WORK TO BE COMPLETED:
Copy every line below verbatim, omitting the pictures.
___ GIVEN DATA ___
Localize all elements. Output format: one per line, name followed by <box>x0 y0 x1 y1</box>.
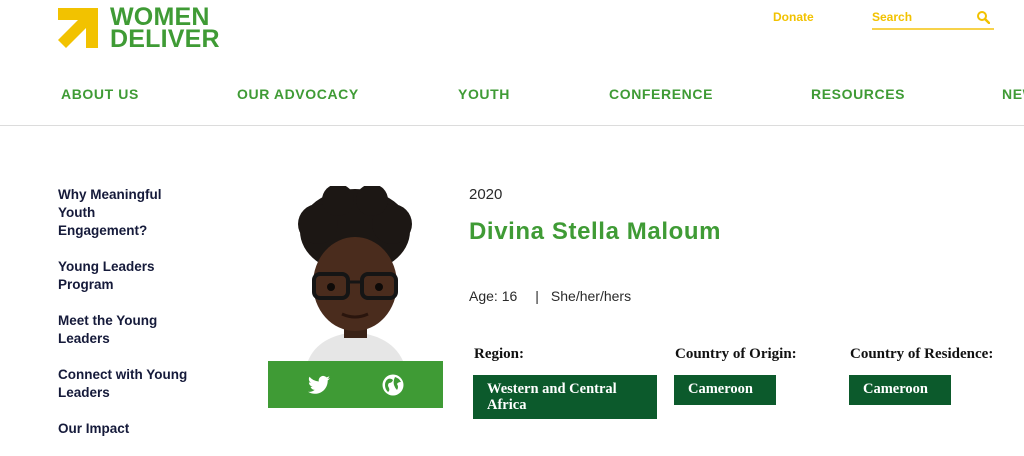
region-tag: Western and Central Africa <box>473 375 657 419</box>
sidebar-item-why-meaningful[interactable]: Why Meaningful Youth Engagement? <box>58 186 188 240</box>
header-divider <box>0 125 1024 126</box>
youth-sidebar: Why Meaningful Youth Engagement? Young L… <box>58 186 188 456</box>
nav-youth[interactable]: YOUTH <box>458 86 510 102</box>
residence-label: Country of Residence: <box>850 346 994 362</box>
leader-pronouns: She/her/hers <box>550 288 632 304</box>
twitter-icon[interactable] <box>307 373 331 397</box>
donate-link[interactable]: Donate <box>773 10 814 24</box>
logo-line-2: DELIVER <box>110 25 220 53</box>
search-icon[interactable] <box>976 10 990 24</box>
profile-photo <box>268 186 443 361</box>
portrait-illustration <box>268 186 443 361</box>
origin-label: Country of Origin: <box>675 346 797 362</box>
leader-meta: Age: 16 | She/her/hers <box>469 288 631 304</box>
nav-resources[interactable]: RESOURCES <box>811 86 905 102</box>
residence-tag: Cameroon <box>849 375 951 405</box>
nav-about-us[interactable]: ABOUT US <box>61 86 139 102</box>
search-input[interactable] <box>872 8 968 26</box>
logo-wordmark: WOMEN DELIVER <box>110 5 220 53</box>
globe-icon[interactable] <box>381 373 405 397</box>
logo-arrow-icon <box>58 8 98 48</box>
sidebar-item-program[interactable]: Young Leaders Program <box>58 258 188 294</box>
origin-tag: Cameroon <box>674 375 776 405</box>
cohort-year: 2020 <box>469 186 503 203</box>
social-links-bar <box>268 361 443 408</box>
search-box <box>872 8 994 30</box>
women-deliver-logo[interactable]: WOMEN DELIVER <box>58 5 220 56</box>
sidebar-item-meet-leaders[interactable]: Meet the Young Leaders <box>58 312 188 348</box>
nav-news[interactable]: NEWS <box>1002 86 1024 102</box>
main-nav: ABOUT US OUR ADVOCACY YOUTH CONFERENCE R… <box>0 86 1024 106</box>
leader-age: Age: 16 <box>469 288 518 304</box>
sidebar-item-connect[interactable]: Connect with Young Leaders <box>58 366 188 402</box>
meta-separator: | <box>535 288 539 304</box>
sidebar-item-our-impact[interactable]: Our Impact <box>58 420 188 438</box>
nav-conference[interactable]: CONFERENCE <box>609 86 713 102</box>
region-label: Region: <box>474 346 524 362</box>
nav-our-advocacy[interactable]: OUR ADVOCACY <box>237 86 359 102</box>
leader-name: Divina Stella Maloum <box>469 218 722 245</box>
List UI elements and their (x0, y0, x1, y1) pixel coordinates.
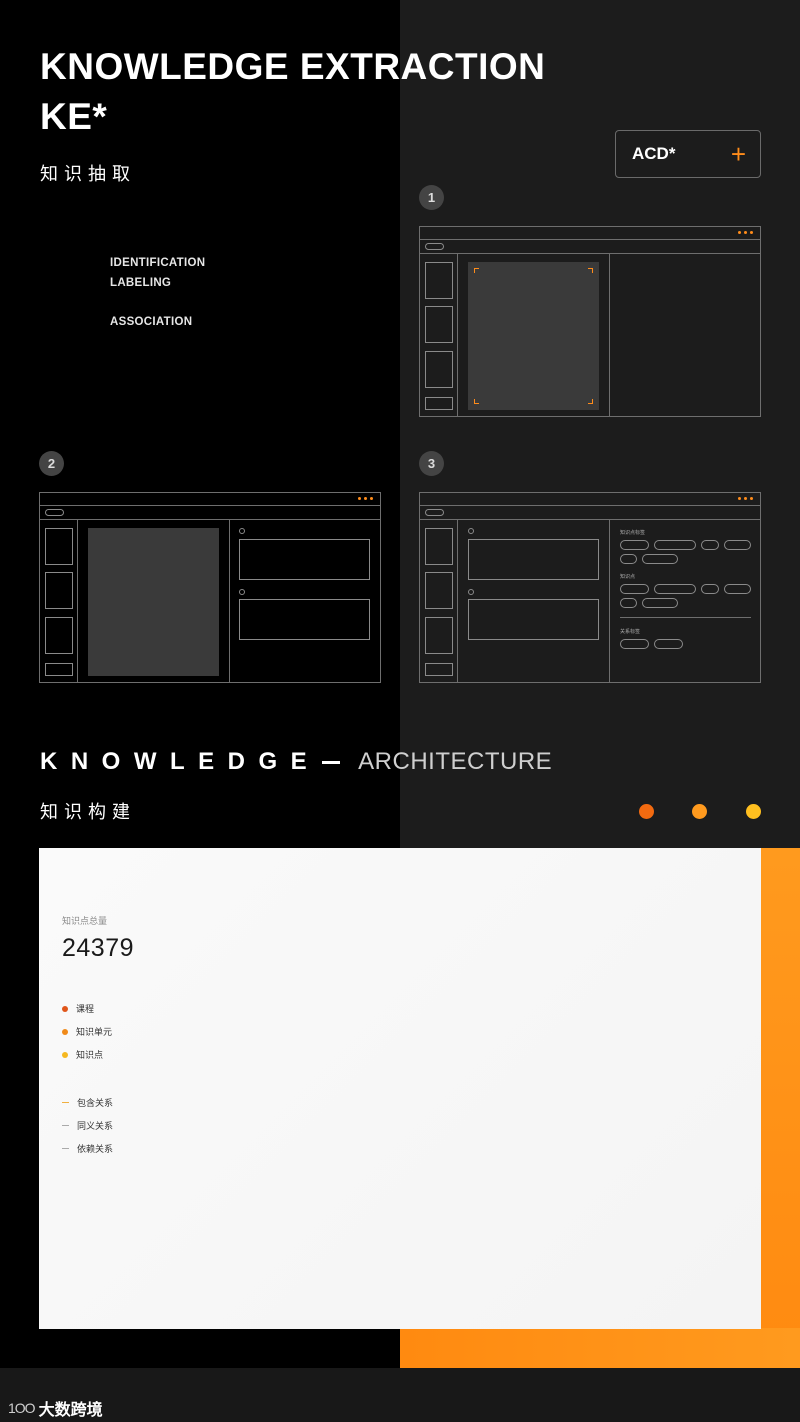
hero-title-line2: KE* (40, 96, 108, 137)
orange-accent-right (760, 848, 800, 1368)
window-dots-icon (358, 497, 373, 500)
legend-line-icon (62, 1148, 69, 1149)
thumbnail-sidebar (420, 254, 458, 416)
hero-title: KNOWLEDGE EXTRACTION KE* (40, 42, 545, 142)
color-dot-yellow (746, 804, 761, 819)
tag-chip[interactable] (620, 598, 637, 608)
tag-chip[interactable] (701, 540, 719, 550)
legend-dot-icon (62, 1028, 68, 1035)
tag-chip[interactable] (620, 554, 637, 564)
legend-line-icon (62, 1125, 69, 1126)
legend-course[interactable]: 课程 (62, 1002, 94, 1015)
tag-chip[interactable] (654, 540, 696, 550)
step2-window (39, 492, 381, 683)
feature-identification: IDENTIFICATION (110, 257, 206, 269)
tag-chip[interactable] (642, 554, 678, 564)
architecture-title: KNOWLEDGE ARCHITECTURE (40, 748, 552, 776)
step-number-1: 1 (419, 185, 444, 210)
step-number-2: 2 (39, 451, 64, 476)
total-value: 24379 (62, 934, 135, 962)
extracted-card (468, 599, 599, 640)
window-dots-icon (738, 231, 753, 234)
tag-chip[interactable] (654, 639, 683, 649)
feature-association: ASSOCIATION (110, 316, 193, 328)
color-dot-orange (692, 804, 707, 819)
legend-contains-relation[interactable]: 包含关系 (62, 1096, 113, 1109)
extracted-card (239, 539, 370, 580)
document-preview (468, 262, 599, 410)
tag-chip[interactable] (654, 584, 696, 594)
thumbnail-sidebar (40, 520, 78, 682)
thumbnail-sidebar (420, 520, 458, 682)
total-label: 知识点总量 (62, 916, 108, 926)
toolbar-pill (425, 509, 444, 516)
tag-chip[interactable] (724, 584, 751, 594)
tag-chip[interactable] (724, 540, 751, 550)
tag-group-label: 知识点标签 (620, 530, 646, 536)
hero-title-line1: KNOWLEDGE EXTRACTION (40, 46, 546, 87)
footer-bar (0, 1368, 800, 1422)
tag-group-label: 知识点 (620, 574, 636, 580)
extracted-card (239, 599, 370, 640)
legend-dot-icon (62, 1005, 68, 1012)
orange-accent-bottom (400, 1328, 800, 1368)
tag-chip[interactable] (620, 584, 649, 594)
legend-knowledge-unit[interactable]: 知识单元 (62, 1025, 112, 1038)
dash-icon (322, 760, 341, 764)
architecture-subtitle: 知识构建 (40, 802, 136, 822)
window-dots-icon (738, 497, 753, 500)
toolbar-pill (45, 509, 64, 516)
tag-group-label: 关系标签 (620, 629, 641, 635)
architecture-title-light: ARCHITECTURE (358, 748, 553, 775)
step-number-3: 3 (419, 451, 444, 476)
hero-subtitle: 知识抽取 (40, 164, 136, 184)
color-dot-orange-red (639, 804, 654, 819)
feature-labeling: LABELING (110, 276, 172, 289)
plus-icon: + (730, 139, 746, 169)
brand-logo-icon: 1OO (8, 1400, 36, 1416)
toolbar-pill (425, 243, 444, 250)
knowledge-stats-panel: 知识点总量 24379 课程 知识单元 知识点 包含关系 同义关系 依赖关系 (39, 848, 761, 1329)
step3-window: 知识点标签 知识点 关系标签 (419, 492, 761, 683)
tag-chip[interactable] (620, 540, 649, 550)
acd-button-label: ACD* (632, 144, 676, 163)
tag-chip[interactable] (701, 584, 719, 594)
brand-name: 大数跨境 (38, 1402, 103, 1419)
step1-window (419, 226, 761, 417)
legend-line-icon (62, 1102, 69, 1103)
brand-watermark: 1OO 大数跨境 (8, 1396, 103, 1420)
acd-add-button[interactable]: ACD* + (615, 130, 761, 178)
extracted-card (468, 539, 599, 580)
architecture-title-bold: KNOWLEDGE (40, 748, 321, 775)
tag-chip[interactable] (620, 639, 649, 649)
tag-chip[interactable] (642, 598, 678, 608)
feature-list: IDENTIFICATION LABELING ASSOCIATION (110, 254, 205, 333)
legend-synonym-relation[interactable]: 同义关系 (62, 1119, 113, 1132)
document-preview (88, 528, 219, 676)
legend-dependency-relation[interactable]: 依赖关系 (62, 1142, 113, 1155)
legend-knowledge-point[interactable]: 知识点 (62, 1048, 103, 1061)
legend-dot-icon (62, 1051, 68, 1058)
___
CORRECT RESULT:
Localize all elements. Output format: one per line, name followed by <box>x0 y0 x1 y1</box>.
region-tag: Western and Central Africa <box>473 375 657 419</box>
sidebar-item-why-meaningful[interactable]: Why Meaningful Youth Engagement? <box>58 186 188 240</box>
header-divider <box>0 125 1024 126</box>
youth-sidebar: Why Meaningful Youth Engagement? Young L… <box>58 186 188 456</box>
nav-youth[interactable]: YOUTH <box>458 86 510 102</box>
residence-label: Country of Residence: <box>850 346 994 362</box>
leader-pronouns: She/her/hers <box>550 288 632 304</box>
twitter-icon[interactable] <box>307 373 331 397</box>
donate-link[interactable]: Donate <box>773 10 814 24</box>
logo-line-2: DELIVER <box>110 25 220 53</box>
search-icon[interactable] <box>976 10 990 24</box>
profile-photo <box>268 186 443 361</box>
portrait-illustration <box>268 186 443 361</box>
origin-label: Country of Origin: <box>675 346 797 362</box>
leader-meta: Age: 16 | She/her/hers <box>469 288 631 304</box>
nav-resources[interactable]: RESOURCES <box>811 86 905 102</box>
residence-tag: Cameroon <box>849 375 951 405</box>
nav-about-us[interactable]: ABOUT US <box>61 86 139 102</box>
search-input[interactable] <box>872 8 968 26</box>
logo-wordmark: WOMEN DELIVER <box>110 5 220 53</box>
globe-icon[interactable] <box>381 373 405 397</box>
logo-arrow-icon <box>58 8 98 48</box>
sidebar-item-program[interactable]: Young Leaders Program <box>58 258 188 294</box>
origin-tag: Cameroon <box>674 375 776 405</box>
cohort-year: 2020 <box>469 186 503 203</box>
social-links-bar <box>268 361 443 408</box>
search-box <box>872 8 994 30</box>
women-deliver-logo[interactable]: WOMEN DELIVER <box>58 5 220 56</box>
sidebar-item-meet-leaders[interactable]: Meet the Young Leaders <box>58 312 188 348</box>
nav-news[interactable]: NEWS <box>1002 86 1024 102</box>
main-nav: ABOUT US OUR ADVOCACY YOUTH CONFERENCE R… <box>0 86 1024 106</box>
leader-age: Age: 16 <box>469 288 518 304</box>
sidebar-item-connect[interactable]: Connect with Young Leaders <box>58 366 188 402</box>
meta-separator: | <box>535 288 539 304</box>
sidebar-item-our-impact[interactable]: Our Impact <box>58 420 188 438</box>
nav-conference[interactable]: CONFERENCE <box>609 86 713 102</box>
region-label: Region: <box>474 346 524 362</box>
nav-our-advocacy[interactable]: OUR ADVOCACY <box>237 86 359 102</box>
leader-name: Divina Stella Maloum <box>469 218 722 245</box>
List UI elements and their (x0, y0, x1, y1) pixel coordinates.
hero-title-line2: KE* (40, 96, 108, 137)
orange-accent-right (760, 848, 800, 1368)
window-dots-icon (358, 497, 373, 500)
legend-line-icon (62, 1148, 69, 1149)
thumbnail-sidebar (420, 254, 458, 416)
hero-title: KNOWLEDGE EXTRACTION KE* (40, 42, 545, 142)
color-dot-yellow (746, 804, 761, 819)
tag-chip[interactable] (620, 598, 637, 608)
tag-chip[interactable] (701, 540, 719, 550)
legend-dot-icon (62, 1028, 68, 1035)
tag-chip[interactable] (620, 554, 637, 564)
legend-line-icon (62, 1125, 69, 1126)
legend-course[interactable]: 课程 (62, 1002, 94, 1015)
tag-chip[interactable] (654, 540, 696, 550)
step2-window (39, 492, 381, 683)
feature-identification: IDENTIFICATION (110, 257, 206, 269)
tag-chip[interactable] (642, 554, 678, 564)
architecture-title: KNOWLEDGE ARCHITECTURE (40, 748, 552, 776)
step-number-1: 1 (419, 185, 444, 210)
step-number-2: 2 (39, 451, 64, 476)
total-value: 24379 (62, 934, 135, 962)
extracted-card (468, 599, 599, 640)
window-dots-icon (738, 231, 753, 234)
tag-chip[interactable] (654, 639, 683, 649)
feature-association: ASSOCIATION (110, 316, 193, 328)
color-dot-orange (692, 804, 707, 819)
legend-contains-relation[interactable]: 包含关系 (62, 1096, 113, 1109)
extracted-card (239, 539, 370, 580)
document-preview (468, 262, 599, 410)
tag-chip[interactable] (654, 584, 696, 594)
thumbnail-sidebar (40, 520, 78, 682)
thumbnail-sidebar (420, 520, 458, 682)
total-label: 知识点总量 (62, 916, 108, 926)
toolbar-pill (425, 509, 444, 516)
tag-chip[interactable] (724, 584, 751, 594)
tag-chip[interactable] (724, 540, 751, 550)
tag-group-label: 知识点标签 (620, 530, 646, 536)
hero-title-line1: KNOWLEDGE EXTRACTION (40, 46, 546, 87)
footer-bar (0, 1368, 800, 1422)
tag-group-label: 知识点 (620, 574, 636, 580)
extracted-card (239, 599, 370, 640)
legend-dot-icon (62, 1005, 68, 1012)
orange-accent-bottom (400, 1328, 800, 1368)
tag-chip[interactable] (620, 584, 649, 594)
legend-knowledge-unit[interactable]: 知识单元 (62, 1025, 112, 1038)
dash-icon (322, 760, 341, 764)
architecture-subtitle: 知识构建 (40, 802, 136, 822)
window-dots-icon (738, 497, 753, 500)
toolbar-pill (45, 509, 64, 516)
tag-group-label: 关系标签 (620, 629, 641, 635)
architecture-title-light: ARCHITECTURE (358, 748, 553, 775)
step-number-3: 3 (419, 451, 444, 476)
hero-subtitle: 知识抽取 (40, 164, 136, 184)
color-dot-orange-red (639, 804, 654, 819)
feature-labeling: LABELING (110, 276, 172, 289)
plus-icon: + (730, 139, 746, 169)
brand-logo-icon: 1OO (8, 1400, 36, 1416)
toolbar-pill (425, 243, 444, 250)
knowledge-stats-panel: 知识点总量 24379 课程 知识单元 知识点 包含关系 同义关系 依赖关系 (39, 848, 761, 1329)
step3-window: 知识点标签 知识点 关系标签 (419, 492, 761, 683)
tag-chip[interactable] (620, 540, 649, 550)
acd-button-label: ACD* (632, 144, 676, 163)
tag-chip[interactable] (701, 584, 719, 594)
brand-name: 大数跨境 (38, 1402, 103, 1419)
step1-window (419, 226, 761, 417)
legend-line-icon (62, 1102, 69, 1103)
brand-watermark: 1OO 大数跨境 (8, 1396, 103, 1420)
acd-add-button[interactable]: ACD* + (615, 130, 761, 178)
extracted-card (468, 539, 599, 580)
architecture-title-bold: KNOWLEDGE (40, 748, 321, 775)
tag-chip[interactable] (620, 639, 649, 649)
tag-chip[interactable] (642, 598, 678, 608)
feature-list: IDENTIFICATION LABELING ASSOCIATION (110, 254, 205, 333)
legend-synonym-relation[interactable]: 同义关系 (62, 1119, 113, 1132)
document-preview (88, 528, 219, 676)
legend-dependency-relation[interactable]: 依赖关系 (62, 1142, 113, 1155)
legend-knowledge-point[interactable]: 知识点 (62, 1048, 103, 1061)
legend-dot-icon (62, 1051, 68, 1058)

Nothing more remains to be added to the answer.